> **Exercise details**
List all lines of the data that include the string "ratios".
****************************************
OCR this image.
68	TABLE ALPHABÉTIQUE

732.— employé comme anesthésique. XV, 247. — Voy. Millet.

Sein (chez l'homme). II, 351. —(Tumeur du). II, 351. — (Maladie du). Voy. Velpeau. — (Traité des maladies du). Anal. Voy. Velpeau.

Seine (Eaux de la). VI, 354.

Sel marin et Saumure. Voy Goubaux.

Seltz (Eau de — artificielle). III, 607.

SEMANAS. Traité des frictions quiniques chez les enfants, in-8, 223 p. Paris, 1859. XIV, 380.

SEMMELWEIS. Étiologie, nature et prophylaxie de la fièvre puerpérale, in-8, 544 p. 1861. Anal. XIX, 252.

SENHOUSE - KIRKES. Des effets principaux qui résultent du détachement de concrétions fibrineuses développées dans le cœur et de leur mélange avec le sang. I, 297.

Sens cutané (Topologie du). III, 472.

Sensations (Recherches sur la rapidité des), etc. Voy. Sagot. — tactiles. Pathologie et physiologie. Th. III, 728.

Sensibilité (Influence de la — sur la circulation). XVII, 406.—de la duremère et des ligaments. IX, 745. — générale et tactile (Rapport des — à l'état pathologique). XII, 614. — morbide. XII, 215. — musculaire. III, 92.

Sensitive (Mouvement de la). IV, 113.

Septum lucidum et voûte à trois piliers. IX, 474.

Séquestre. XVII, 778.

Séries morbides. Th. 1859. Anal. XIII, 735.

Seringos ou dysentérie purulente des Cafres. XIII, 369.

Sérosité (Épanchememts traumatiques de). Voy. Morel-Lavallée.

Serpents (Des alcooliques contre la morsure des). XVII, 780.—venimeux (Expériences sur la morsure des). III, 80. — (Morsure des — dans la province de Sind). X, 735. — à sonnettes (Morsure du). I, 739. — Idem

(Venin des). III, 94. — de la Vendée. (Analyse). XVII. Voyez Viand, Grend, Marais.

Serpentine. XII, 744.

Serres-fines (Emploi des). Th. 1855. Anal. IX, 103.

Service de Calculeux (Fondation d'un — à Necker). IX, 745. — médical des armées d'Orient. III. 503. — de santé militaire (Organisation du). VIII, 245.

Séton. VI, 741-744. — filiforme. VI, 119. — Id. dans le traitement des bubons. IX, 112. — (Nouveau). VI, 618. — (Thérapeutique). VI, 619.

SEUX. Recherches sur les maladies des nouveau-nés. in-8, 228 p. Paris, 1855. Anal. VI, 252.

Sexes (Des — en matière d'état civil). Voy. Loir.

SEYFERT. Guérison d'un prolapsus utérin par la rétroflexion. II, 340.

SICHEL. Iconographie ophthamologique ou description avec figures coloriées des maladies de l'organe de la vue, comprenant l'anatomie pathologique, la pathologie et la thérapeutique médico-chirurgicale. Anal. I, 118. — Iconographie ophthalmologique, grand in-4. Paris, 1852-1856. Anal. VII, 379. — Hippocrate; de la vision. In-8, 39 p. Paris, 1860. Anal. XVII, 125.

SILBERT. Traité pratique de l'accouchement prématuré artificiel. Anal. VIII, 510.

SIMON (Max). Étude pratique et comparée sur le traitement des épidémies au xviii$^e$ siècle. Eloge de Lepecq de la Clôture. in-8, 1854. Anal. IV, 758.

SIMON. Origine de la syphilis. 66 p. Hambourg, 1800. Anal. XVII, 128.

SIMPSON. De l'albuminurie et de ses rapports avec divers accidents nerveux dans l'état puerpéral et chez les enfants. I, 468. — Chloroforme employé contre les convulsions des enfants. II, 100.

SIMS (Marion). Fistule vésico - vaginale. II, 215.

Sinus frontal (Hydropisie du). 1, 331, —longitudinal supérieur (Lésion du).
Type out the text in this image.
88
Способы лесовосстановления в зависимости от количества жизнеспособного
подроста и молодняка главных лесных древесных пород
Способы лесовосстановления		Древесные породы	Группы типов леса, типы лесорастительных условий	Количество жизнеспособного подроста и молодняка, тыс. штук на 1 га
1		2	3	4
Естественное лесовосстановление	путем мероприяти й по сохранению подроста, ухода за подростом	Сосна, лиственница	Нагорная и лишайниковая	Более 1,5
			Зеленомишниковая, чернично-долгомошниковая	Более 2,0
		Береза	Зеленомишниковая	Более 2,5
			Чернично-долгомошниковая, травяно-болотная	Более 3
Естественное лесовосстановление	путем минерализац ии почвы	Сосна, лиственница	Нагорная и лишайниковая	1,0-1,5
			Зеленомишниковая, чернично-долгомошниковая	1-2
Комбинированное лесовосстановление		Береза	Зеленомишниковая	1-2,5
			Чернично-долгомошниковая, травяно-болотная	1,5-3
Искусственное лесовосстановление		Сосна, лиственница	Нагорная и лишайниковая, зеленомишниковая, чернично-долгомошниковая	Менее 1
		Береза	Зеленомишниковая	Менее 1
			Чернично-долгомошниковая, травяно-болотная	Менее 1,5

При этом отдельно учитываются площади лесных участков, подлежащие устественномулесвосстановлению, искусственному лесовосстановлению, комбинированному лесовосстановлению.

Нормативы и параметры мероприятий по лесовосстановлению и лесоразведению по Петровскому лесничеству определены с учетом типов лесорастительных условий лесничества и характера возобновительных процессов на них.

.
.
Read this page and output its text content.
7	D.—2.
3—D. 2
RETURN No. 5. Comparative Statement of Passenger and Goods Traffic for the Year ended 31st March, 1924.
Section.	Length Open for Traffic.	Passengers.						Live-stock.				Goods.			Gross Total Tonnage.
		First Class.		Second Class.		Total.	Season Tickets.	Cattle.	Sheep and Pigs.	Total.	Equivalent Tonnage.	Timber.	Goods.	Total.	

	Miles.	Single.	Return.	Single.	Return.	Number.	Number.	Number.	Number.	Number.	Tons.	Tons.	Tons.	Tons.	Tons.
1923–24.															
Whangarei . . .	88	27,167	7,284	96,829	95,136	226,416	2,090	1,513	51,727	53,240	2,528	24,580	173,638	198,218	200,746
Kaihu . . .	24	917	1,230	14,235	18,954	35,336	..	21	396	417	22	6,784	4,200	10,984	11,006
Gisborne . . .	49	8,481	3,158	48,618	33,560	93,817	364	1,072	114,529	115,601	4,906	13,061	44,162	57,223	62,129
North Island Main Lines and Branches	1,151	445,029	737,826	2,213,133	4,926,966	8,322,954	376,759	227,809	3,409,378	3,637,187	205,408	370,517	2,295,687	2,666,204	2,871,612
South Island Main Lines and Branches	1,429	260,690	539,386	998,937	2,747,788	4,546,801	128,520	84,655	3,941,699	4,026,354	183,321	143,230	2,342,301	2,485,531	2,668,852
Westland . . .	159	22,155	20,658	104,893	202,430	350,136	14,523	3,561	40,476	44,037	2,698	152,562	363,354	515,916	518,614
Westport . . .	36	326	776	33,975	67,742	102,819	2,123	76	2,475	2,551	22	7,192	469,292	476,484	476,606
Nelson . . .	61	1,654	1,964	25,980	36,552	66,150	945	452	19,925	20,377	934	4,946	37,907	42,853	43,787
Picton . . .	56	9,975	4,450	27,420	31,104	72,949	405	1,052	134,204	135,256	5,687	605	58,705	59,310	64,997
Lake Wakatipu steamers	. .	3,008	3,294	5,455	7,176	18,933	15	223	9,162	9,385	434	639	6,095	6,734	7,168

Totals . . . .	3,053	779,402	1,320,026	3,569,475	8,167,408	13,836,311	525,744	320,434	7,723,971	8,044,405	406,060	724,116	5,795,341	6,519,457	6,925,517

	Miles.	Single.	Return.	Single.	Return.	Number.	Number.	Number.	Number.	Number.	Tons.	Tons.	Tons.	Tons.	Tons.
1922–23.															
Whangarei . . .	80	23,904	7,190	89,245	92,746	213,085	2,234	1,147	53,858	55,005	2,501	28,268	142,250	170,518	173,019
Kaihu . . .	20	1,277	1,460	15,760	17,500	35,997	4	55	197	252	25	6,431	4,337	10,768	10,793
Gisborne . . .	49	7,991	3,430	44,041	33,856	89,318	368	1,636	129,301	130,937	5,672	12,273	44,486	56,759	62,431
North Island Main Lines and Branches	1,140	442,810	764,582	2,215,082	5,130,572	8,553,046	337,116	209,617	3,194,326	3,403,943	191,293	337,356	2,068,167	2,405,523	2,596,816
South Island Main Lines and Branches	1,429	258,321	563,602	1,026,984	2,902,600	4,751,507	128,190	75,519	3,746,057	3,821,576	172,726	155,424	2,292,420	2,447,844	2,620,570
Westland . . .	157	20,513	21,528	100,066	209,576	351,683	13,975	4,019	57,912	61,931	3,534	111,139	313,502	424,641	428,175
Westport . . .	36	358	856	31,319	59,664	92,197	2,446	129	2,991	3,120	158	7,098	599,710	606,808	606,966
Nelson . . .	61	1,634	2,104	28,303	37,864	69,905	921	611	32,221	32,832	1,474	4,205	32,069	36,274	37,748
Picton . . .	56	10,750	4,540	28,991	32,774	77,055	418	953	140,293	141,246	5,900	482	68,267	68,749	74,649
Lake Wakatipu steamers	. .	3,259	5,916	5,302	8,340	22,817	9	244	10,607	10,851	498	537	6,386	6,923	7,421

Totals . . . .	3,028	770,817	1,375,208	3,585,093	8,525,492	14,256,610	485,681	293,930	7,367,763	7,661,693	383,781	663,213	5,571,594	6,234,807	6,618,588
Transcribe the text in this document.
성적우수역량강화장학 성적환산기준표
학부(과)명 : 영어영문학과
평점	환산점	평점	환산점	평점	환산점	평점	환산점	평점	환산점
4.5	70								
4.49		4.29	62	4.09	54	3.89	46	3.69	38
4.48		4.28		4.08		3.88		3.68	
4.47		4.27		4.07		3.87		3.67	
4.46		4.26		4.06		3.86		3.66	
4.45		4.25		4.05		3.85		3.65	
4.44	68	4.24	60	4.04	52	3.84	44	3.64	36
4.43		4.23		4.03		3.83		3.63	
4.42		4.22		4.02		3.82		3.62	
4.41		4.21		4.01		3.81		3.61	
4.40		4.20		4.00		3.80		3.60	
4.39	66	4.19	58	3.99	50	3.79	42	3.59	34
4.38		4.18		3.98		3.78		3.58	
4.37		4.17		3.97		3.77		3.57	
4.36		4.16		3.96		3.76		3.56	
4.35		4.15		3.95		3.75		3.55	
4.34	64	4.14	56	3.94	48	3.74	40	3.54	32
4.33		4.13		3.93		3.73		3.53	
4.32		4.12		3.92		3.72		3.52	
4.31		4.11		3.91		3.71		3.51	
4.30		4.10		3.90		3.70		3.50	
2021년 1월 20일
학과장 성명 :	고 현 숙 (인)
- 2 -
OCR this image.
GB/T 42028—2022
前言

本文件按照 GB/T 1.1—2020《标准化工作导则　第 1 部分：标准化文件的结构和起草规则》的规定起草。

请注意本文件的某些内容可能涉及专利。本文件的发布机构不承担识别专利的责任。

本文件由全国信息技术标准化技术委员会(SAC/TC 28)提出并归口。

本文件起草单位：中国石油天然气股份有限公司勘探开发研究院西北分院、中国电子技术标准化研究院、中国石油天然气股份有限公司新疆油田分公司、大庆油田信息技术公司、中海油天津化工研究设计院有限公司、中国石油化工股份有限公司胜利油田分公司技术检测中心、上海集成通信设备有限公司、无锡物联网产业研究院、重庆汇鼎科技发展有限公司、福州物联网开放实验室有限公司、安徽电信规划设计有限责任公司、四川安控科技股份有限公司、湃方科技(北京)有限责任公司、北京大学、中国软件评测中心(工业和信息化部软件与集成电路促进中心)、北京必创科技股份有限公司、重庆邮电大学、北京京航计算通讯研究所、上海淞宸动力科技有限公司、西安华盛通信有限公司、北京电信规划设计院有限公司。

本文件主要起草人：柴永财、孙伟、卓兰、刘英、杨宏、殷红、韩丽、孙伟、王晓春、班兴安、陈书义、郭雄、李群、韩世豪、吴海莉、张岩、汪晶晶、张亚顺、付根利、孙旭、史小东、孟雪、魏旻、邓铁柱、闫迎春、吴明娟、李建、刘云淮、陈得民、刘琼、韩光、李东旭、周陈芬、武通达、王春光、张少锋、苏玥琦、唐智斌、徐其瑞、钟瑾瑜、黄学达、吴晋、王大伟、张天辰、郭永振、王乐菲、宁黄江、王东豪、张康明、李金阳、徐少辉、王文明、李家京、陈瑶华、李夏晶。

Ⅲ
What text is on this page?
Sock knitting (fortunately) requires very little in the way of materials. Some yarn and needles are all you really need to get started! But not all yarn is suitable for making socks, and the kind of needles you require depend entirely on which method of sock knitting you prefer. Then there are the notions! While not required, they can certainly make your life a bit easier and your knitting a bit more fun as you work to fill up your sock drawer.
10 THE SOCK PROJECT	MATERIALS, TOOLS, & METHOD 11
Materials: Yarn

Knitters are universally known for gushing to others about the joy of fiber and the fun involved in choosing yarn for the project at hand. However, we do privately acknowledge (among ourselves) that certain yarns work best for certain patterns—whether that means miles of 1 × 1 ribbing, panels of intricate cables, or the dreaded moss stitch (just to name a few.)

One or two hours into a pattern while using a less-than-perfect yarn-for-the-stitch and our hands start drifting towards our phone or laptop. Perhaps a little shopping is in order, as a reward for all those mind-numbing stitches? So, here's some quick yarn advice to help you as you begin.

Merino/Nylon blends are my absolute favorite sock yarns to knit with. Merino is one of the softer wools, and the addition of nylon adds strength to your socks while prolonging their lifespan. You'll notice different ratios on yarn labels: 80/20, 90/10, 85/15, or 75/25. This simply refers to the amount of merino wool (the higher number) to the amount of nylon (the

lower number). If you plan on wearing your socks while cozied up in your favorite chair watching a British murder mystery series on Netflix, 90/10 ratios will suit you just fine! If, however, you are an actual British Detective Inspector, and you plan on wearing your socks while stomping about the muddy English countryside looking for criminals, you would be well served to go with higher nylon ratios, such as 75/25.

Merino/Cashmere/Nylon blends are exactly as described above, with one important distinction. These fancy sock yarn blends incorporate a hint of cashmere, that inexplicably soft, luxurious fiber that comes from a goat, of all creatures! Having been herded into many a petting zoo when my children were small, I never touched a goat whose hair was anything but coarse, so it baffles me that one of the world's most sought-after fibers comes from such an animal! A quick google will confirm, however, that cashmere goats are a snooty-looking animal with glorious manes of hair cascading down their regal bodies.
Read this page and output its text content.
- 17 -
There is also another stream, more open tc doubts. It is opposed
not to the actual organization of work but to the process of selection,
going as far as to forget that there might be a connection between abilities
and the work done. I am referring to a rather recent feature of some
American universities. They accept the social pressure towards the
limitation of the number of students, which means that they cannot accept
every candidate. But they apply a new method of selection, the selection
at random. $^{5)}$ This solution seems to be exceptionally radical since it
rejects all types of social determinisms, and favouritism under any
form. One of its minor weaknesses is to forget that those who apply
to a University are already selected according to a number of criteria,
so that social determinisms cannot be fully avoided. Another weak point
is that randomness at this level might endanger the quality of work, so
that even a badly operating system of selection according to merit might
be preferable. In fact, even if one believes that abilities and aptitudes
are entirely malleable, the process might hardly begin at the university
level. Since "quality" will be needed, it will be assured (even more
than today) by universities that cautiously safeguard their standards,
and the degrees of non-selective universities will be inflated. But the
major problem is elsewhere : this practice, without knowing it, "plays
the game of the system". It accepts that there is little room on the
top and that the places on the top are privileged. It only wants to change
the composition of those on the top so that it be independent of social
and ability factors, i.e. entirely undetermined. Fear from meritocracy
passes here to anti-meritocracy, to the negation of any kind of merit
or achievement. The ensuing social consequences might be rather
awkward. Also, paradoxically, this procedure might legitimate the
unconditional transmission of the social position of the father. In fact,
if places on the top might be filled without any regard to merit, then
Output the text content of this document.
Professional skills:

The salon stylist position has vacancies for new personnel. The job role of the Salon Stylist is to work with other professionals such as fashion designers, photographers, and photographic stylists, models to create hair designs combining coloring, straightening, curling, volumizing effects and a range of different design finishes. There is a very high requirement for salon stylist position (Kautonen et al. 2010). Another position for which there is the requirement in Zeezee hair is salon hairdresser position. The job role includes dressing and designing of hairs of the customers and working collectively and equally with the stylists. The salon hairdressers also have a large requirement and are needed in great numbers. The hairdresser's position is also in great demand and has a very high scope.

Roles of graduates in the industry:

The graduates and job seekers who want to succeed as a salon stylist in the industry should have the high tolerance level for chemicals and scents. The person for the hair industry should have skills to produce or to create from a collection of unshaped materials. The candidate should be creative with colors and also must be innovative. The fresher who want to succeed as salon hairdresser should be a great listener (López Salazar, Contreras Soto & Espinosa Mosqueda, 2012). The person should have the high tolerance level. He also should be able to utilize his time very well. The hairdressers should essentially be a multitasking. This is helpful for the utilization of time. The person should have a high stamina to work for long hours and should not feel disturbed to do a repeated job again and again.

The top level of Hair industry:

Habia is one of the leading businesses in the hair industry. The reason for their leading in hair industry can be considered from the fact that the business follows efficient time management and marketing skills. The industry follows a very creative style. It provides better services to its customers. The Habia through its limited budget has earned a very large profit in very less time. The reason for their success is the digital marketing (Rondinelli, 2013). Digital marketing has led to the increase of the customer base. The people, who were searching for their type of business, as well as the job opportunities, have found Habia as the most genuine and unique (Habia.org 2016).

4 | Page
****************************************
> **Exercise response**
Merino/Nylon blends are my absolute favorite sock yarns to knit with. Merino is one of the softer wools, and the addition of nylon adds strength to your socks while prolonging their lifespan. You'll notice different ratios on yarn labels: 80/20, 90/10, 85/15, or 75/25. This simply refers to the amount of merino wool (the higher number) to the amount of nylon (the
lower number). If you plan on wearing your socks while cozied up in your favorite chair watching a British murder mystery series on Netflix, 90/10 ratios will suit you just fine! If, however, you are an actual British Detective Inspector, and you plan on wearing your socks while stomping about the muddy English countryside looking for criminals, you would be well served to go with higher nylon ratios, such as 75/25.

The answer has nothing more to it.